GIVEN RECORDS
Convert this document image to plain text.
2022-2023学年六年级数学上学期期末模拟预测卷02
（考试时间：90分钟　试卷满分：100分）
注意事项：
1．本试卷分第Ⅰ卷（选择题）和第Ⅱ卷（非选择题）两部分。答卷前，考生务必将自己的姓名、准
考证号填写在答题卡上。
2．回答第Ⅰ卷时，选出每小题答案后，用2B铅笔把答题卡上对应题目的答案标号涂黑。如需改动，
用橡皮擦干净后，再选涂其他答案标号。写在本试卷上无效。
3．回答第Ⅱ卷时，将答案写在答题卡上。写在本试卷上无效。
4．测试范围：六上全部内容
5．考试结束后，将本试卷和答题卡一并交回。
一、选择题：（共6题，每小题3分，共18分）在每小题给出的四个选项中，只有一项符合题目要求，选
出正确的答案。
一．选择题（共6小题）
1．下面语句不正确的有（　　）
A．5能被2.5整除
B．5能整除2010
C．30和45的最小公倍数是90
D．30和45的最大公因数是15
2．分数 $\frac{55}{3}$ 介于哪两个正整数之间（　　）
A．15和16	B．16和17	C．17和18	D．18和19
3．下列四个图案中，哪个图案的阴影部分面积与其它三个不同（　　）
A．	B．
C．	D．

WHAT THE TASK REQUIRES
The entries above must be returned in full, exactly as shown.

REPLY TO THE EXERCISE
Convert this document image to plain text.
2022-2023学年六年级数学上学期期末模拟预测卷02
（考试时间：90分钟　试卷满分：100分）
注意事项：
1．本试卷分第Ⅰ卷（选择题）和第Ⅱ卷（非选择题）两部分。答卷前，考生务必将自己的姓名、准
考证号填写在答题卡上。
2．回答第Ⅰ卷时，选出每小题答案后，用2B铅笔把答题卡上对应题目的答案标号涂黑。如需改动，
用橡皮擦干净后，再选涂其他答案标号。写在本试卷上无效。
3．回答第Ⅱ卷时，将答案写在答题卡上。写在本试卷上无效。
4．测试范围：六上全部内容
5．考试结束后，将本试卷和答题卡一并交回。
一、选择题：（共6题，每小题3分，共18分）在每小题给出的四个选项中，只有一项符合题目要求，选
出正确的答案。
一．选择题（共6小题）
1．下面语句不正确的有（　　）
A．5能被2.5整除
B．5能整除2010
C．30和45的最小公倍数是90
D．30和45的最大公因数是15
2．分数 $\frac{55}{3}$ 介于哪两个正整数之间（　　）
A．15和16	B．16和17	C．17和18	D．18和19
3．下列四个图案中，哪个图案的阴影部分面积与其它三个不同（　　）
A．	B．
C．	D．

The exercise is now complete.